# Work instructions
Output the full material exactly as it appears here.

━━━━━ Excerpted records ━━━━━

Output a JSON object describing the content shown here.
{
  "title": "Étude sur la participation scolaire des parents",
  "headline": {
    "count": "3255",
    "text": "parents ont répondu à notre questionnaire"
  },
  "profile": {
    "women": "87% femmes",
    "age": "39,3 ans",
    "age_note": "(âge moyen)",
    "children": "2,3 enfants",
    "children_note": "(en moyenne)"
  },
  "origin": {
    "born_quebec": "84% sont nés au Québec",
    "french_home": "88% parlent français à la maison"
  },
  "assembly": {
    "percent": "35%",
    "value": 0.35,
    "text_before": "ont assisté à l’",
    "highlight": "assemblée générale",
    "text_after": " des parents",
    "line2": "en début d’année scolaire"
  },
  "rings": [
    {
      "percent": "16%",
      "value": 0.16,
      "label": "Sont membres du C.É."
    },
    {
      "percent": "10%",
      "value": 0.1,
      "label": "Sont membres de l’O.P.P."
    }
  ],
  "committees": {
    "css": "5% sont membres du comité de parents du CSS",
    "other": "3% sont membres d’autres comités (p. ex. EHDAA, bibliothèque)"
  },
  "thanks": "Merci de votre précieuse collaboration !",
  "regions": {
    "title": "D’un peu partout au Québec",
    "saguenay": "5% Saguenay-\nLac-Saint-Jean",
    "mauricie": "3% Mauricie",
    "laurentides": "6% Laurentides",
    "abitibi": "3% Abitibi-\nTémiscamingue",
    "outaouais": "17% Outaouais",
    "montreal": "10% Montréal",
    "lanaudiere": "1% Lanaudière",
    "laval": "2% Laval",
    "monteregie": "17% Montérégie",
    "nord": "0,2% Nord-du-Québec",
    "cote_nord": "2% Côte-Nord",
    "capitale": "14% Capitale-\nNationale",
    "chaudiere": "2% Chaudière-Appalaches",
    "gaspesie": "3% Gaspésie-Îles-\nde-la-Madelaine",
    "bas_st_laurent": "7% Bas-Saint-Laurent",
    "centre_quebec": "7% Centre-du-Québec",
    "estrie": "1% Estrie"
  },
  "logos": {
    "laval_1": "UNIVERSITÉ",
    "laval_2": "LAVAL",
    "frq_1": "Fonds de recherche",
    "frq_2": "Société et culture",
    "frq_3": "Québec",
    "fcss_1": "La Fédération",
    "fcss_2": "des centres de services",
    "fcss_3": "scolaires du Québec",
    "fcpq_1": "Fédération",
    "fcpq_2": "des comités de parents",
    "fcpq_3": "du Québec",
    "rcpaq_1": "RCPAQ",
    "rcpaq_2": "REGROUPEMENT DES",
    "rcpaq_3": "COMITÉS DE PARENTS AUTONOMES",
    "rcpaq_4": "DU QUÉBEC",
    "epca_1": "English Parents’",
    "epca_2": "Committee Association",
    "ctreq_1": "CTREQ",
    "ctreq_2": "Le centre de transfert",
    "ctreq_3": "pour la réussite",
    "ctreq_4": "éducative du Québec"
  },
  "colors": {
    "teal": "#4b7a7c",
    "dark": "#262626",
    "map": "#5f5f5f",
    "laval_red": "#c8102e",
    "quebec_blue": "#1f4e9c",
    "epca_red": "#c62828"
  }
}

━━━━━

# Task solution
Output a JSON object describing the content shown here.
{
  "title": "Étude sur la participation scolaire des parents",
  "headline": {
    "count": "3255",
    "text": "parents ont répondu à notre questionnaire"
  },
  "profile": {
    "women": "87% femmes",
    "age": "39,3 ans",
    "age_note": "(âge moyen)",
    "children": "2,3 enfants",
    "children_note": "(en moyenne)"
  },
  "origin": {
    "born_quebec": "84% sont nés au Québec",
    "french_home": "88% parlent français à la maison"
  },
  "assembly": {
    "percent": "35%",
    "value": 0.35,
    "text_before": "ont assisté à l’",
    "highlight": "assemblée générale",
    "text_after": " des parents",
    "line2": "en début d’année scolaire"
  },
  "rings": [
    {
      "percent": "16%",
      "value": 0.16,
      "label": "Sont membres du C.É."
    },
    {
      "percent": "10%",
      "value": 0.1,
      "label": "Sont membres de l’O.P.P."
    }
  ],
  "committees": {
    "css": "5% sont membres du comité de parents du CSS",
    "other": "3% sont membres d’autres comités (p. ex. EHDAA, bibliothèque)"
  },
  "thanks": "Merci de votre précieuse collaboration !",
  "regions": {
    "title": "D’un peu partout au Québec",
    "saguenay": "5% Saguenay-\nLac-Saint-Jean",
    "mauricie": "3% Mauricie",
    "laurentides": "6% Laurentides",
    "abitibi": "3% Abitibi-\nTémiscamingue",
    "outaouais": "17% Outaouais",
    "montreal": "10% Montréal",
    "lanaudiere": "1% Lanaudière",
    "laval": "2% Laval",
    "monteregie": "17% Montérégie",
    "nord": "0,2% Nord-du-Québec",
    "cote_nord": "2% Côte-Nord",
    "capitale": "14% Capitale-\nNationale",
    "chaudiere": "2% Chaudière-Appalaches",
    "gaspesie": "3% Gaspésie-Îles-\nde-la-Madelaine",
    "bas_st_laurent": "7% Bas-Saint-Laurent",
    "centre_quebec": "7% Centre-du-Québec",
    "estrie": "1% Estrie"
  },
  "logos": {
    "laval_1": "UNIVERSITÉ",
    "laval_2": "LAVAL",
    "frq_1": "Fonds de recherche",
    "frq_2": "Société et culture",
    "frq_3": "Québec",
    "fcss_1": "La Fédération",
    "fcss_2": "des centres de services",
    "fcss_3": "scolaires du Québec",
    "fcpq_1": "Fédération",
    "fcpq_2": "des comités de parents",
    "fcpq_3": "du Québec",
    "rcpaq_1": "RCPAQ",
    "rcpaq_2": "REGROUPEMENT DES",
    "rcpaq_3": "COMITÉS DE PARENTS AUTONOMES",
    "rcpaq_4": "DU QUÉBEC",
    "epca_1": "English Parents’",
    "epca_2": "Committee Association",
    "ctreq_1": "CTREQ",
    "ctreq_2": "Le centre de transfert",
    "ctreq_3": "pour la réussite",
    "ctreq_4": "éducative du Québec"
  },
  "colors": {
    "teal": "#4b7a7c",
    "dark": "#262626",
    "map": "#5f5f5f",
    "laval_red": "#c8102e",
    "quebec_blue": "#1f4e9c",
    "epca_red": "#c62828"
  }
}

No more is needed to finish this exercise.